[Items from a dataset]
— start —

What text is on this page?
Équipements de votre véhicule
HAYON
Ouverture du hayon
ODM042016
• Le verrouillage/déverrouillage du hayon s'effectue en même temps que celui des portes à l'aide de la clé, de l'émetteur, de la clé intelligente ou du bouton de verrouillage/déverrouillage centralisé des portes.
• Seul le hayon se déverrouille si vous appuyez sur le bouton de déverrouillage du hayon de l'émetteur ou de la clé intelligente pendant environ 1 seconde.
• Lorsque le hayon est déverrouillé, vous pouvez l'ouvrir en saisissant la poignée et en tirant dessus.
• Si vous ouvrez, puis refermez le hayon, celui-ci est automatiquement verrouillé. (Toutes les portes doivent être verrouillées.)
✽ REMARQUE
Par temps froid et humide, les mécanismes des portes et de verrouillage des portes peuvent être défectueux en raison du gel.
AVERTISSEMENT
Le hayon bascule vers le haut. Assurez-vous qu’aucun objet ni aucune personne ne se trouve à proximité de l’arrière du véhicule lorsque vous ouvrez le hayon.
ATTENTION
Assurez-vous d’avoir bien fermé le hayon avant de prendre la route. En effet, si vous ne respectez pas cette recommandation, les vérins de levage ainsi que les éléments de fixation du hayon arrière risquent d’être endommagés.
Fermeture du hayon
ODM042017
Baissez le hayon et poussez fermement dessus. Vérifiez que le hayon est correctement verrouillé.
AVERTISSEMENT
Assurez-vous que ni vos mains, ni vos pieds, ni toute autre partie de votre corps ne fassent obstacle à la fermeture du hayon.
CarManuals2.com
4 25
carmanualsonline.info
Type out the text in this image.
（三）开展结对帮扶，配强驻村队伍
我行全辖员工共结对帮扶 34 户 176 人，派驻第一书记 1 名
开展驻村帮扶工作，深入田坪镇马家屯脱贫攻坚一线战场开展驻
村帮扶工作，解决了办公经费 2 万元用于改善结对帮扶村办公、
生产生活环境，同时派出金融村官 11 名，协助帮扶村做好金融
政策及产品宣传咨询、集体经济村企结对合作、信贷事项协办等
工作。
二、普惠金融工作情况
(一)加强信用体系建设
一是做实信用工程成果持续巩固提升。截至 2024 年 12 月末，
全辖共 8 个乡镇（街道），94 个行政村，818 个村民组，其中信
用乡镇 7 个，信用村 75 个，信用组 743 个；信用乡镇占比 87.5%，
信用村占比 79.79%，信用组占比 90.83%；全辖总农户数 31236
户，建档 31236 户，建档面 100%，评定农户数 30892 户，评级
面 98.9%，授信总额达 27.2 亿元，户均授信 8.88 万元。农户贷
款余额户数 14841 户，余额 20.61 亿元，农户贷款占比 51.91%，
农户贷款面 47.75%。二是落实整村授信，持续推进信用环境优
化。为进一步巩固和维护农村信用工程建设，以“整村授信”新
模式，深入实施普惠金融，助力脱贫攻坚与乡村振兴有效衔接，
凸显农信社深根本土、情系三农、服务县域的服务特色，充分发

— end —

• [Written instruction]: Return all the data exactly as given.

• [Answer in full]:
What text is on this page?
Équipements de votre véhicule
HAYON
Ouverture du hayon
ODM042016
• Le verrouillage/déverrouillage du hayon s'effectue en même temps que celui des portes à l'aide de la clé, de l'émetteur, de la clé intelligente ou du bouton de verrouillage/déverrouillage centralisé des portes.
• Seul le hayon se déverrouille si vous appuyez sur le bouton de déverrouillage du hayon de l'émetteur ou de la clé intelligente pendant environ 1 seconde.
• Lorsque le hayon est déverrouillé, vous pouvez l'ouvrir en saisissant la poignée et en tirant dessus.
• Si vous ouvrez, puis refermez le hayon, celui-ci est automatiquement verrouillé. (Toutes les portes doivent être verrouillées.)
✽ REMARQUE
Par temps froid et humide, les mécanismes des portes et de verrouillage des portes peuvent être défectueux en raison du gel.
AVERTISSEMENT
Le hayon bascule vers le haut. Assurez-vous qu’aucun objet ni aucune personne ne se trouve à proximité de l’arrière du véhicule lorsque vous ouvrez le hayon.
ATTENTION
Assurez-vous d’avoir bien fermé le hayon avant de prendre la route. En effet, si vous ne respectez pas cette recommandation, les vérins de levage ainsi que les éléments de fixation du hayon arrière risquent d’être endommagés.
Fermeture du hayon
ODM042017
Baissez le hayon et poussez fermement dessus. Vérifiez que le hayon est correctement verrouillé.
AVERTISSEMENT
Assurez-vous que ni vos mains, ni vos pieds, ni toute autre partie de votre corps ne fassent obstacle à la fermeture du hayon.
CarManuals2.com
4 25
carmanualsonline.info
Type out the text in this image.
（三）开展结对帮扶，配强驻村队伍
我行全辖员工共结对帮扶 34 户 176 人，派驻第一书记 1 名
开展驻村帮扶工作，深入田坪镇马家屯脱贫攻坚一线战场开展驻
村帮扶工作，解决了办公经费 2 万元用于改善结对帮扶村办公、
生产生活环境，同时派出金融村官 11 名，协助帮扶村做好金融
政策及产品宣传咨询、集体经济村企结对合作、信贷事项协办等
工作。
二、普惠金融工作情况
(一)加强信用体系建设
一是做实信用工程成果持续巩固提升。截至 2024 年 12 月末，
全辖共 8 个乡镇（街道），94 个行政村，818 个村民组，其中信
用乡镇 7 个，信用村 75 个，信用组 743 个；信用乡镇占比 87.5%，
信用村占比 79.79%，信用组占比 90.83%；全辖总农户数 31236
户，建档 31236 户，建档面 100%，评定农户数 30892 户，评级
面 98.9%，授信总额达 27.2 亿元，户均授信 8.88 万元。农户贷
款余额户数 14841 户，余额 20.61 亿元，农户贷款占比 51.91%，
农户贷款面 47.75%。二是落实整村授信，持续推进信用环境优
化。为进一步巩固和维护农村信用工程建设，以“整村授信”新
模式，深入实施普惠金融，助力脱贫攻坚与乡村振兴有效衔接，
凸显农信社深根本土、情系三农、服务县域的服务特色，充分发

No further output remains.